[Task goal] Copy every line of the entries below without any change.
▬▬▬▬▬▬▬▬▬▬
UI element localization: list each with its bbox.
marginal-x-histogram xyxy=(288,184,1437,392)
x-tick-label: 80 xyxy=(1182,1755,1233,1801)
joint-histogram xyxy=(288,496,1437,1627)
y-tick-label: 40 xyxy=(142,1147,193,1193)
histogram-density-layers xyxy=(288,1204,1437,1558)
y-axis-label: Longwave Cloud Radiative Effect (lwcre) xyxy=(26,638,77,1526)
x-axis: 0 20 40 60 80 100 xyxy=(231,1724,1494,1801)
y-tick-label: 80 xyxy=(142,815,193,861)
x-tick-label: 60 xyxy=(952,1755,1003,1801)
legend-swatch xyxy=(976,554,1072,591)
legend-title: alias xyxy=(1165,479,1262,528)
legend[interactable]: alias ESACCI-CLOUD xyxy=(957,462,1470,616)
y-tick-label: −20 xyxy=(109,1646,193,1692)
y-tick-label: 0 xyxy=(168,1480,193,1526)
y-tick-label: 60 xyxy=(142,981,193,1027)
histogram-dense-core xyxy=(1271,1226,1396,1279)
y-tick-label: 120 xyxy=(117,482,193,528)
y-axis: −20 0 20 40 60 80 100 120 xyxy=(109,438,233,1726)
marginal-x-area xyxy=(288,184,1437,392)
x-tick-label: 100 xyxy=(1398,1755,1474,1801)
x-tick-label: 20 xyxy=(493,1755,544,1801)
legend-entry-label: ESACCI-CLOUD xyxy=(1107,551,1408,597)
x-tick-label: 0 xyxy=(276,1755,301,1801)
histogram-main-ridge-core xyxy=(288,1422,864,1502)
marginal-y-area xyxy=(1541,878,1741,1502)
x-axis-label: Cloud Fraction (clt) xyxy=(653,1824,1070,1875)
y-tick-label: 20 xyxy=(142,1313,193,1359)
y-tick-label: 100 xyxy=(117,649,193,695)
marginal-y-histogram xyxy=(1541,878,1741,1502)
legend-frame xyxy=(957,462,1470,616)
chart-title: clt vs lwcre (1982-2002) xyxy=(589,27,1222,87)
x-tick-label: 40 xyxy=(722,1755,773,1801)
▬▬▬▬▬▬▬▬▬▬
[Problem solution]
UI element localization: list each with its bbox.
marginal-x-histogram xyxy=(288,184,1437,392)
x-tick-label: 80 xyxy=(1182,1755,1233,1801)
joint-histogram xyxy=(288,496,1437,1627)
y-tick-label: 40 xyxy=(142,1147,193,1193)
histogram-density-layers xyxy=(288,1204,1437,1558)
y-axis-label: Longwave Cloud Radiative Effect (lwcre) xyxy=(26,638,77,1526)
x-axis: 0 20 40 60 80 100 xyxy=(231,1724,1494,1801)
y-tick-label: 80 xyxy=(142,815,193,861)
x-tick-label: 60 xyxy=(952,1755,1003,1801)
legend-swatch xyxy=(976,554,1072,591)
legend-title: alias xyxy=(1165,479,1262,528)
legend[interactable]: alias ESACCI-CLOUD xyxy=(957,462,1470,616)
y-tick-label: −20 xyxy=(109,1646,193,1692)
y-tick-label: 0 xyxy=(168,1480,193,1526)
y-tick-label: 60 xyxy=(142,981,193,1027)
histogram-dense-core xyxy=(1271,1226,1396,1279)
y-tick-label: 120 xyxy=(117,482,193,528)
y-axis: −20 0 20 40 60 80 100 120 xyxy=(109,438,233,1726)
marginal-x-area xyxy=(288,184,1437,392)
x-tick-label: 100 xyxy=(1398,1755,1474,1801)
x-tick-label: 20 xyxy=(493,1755,544,1801)
legend-entry-label: ESACCI-CLOUD xyxy=(1107,551,1408,597)
x-tick-label: 0 xyxy=(276,1755,301,1801)
histogram-main-ridge-core xyxy=(288,1422,864,1502)
marginal-y-area xyxy=(1541,878,1741,1502)
x-axis-label: Cloud Fraction (clt) xyxy=(653,1824,1070,1875)
y-tick-label: 20 xyxy=(142,1313,193,1359)
y-tick-label: 100 xyxy=(117,649,193,695)
marginal-y-histogram xyxy=(1541,878,1741,1502)
legend-frame xyxy=(957,462,1470,616)
chart-title: clt vs lwcre (1982-2002) xyxy=(589,27,1222,87)
x-tick-label: 40 xyxy=(722,1755,773,1801)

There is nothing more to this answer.